- **Goal**:
Transcribe the lines of the records starting with the one that has "Decode this image" in it and ending with the last, and transcribe nothing else.

>> Start Material provided

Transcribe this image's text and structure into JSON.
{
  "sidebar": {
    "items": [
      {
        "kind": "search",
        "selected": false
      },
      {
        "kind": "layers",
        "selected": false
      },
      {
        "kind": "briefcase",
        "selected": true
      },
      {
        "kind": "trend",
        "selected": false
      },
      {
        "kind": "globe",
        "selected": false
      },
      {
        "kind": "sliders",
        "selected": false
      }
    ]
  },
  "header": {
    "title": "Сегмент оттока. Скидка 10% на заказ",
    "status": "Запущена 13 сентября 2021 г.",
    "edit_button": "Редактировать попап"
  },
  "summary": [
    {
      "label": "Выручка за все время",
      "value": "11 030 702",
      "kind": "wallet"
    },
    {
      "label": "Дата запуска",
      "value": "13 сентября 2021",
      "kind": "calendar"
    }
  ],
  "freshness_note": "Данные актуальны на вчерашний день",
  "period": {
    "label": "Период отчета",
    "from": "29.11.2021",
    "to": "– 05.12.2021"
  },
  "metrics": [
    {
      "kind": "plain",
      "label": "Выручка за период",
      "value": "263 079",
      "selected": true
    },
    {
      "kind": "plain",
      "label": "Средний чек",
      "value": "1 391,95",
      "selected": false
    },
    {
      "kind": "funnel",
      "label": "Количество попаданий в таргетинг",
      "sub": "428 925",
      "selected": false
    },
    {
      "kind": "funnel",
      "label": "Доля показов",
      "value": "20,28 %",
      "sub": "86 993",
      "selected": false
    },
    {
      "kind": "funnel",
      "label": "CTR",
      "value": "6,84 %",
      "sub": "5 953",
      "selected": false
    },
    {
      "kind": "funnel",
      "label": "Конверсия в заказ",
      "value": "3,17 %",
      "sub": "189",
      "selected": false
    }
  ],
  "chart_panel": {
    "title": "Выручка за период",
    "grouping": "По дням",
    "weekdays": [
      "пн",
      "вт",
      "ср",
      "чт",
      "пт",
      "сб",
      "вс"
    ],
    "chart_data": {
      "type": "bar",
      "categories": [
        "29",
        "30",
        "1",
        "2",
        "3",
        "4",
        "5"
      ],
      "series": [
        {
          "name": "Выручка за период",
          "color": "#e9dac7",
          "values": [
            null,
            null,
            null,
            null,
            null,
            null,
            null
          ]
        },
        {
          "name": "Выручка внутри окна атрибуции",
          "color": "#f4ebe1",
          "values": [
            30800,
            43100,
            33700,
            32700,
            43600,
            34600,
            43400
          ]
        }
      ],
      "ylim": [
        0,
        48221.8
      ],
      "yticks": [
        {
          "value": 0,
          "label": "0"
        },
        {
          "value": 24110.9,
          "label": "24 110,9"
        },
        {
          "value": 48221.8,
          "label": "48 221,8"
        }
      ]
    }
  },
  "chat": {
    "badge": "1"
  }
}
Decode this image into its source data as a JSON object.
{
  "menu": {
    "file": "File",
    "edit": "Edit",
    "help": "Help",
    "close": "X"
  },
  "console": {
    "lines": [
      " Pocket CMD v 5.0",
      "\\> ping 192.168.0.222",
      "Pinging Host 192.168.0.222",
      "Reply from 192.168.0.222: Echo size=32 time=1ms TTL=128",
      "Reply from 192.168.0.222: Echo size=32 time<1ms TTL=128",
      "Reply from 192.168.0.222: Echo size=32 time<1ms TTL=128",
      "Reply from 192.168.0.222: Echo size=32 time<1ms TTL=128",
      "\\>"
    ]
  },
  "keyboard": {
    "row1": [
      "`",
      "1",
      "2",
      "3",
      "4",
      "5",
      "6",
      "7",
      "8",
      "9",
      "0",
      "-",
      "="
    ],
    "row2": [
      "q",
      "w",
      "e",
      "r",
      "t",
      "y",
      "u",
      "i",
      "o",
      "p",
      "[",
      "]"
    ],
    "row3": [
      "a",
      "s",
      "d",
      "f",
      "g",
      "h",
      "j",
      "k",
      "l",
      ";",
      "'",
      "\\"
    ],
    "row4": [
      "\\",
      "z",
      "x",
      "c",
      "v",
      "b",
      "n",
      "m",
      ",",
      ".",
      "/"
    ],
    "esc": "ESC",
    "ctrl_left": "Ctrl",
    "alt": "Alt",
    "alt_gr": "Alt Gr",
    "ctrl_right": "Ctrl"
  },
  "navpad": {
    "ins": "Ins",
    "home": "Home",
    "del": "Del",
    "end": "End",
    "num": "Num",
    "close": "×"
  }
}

>> End Material provided

- **Answer for the task**:
Decode this image into its source data as a JSON object.
{
  "menu": {
    "file": "File",
    "edit": "Edit",
    "help": "Help",
    "close": "X"
  },
  "console": {
    "lines": [
      " Pocket CMD v 5.0",
      "\\> ping 192.168.0.222",
      "Pinging Host 192.168.0.222",
      "Reply from 192.168.0.222: Echo size=32 time=1ms TTL=128",
      "Reply from 192.168.0.222: Echo size=32 time<1ms TTL=128",
      "Reply from 192.168.0.222: Echo size=32 time<1ms TTL=128",
      "Reply from 192.168.0.222: Echo size=32 time<1ms TTL=128",
      "\\>"
    ]
  },
  "keyboard": {
    "row1": [
      "`",
      "1",
      "2",
      "3",
      "4",
      "5",
      "6",
      "7",
      "8",
      "9",
      "0",
      "-",
      "="
    ],
    "row2": [
      "q",
      "w",
      "e",
      "r",
      "t",
      "y",
      "u",
      "i",
      "o",
      "p",
      "[",
      "]"
    ],
    "row3": [
      "a",
      "s",
      "d",
      "f",
      "g",
      "h",
      "j",
      "k",
      "l",
      ";",
      "'",
      "\\"
    ],
    "row4": [
      "\\",
      "z",
      "x",
      "c",
      "v",
      "b",
      "n",
      "m",
      ",",
      ".",
      "/"
    ],
    "esc": "ESC",
    "ctrl_left": "Ctrl",
    "alt": "Alt",
    "alt_gr": "Alt Gr",
    "ctrl_right": "Ctrl"
  },
  "navpad": {
    "ins": "Ins",
    "home": "Home",
    "del": "Del",
    "end": "End",
    "num": "Num",
    "close": "×"
  }
}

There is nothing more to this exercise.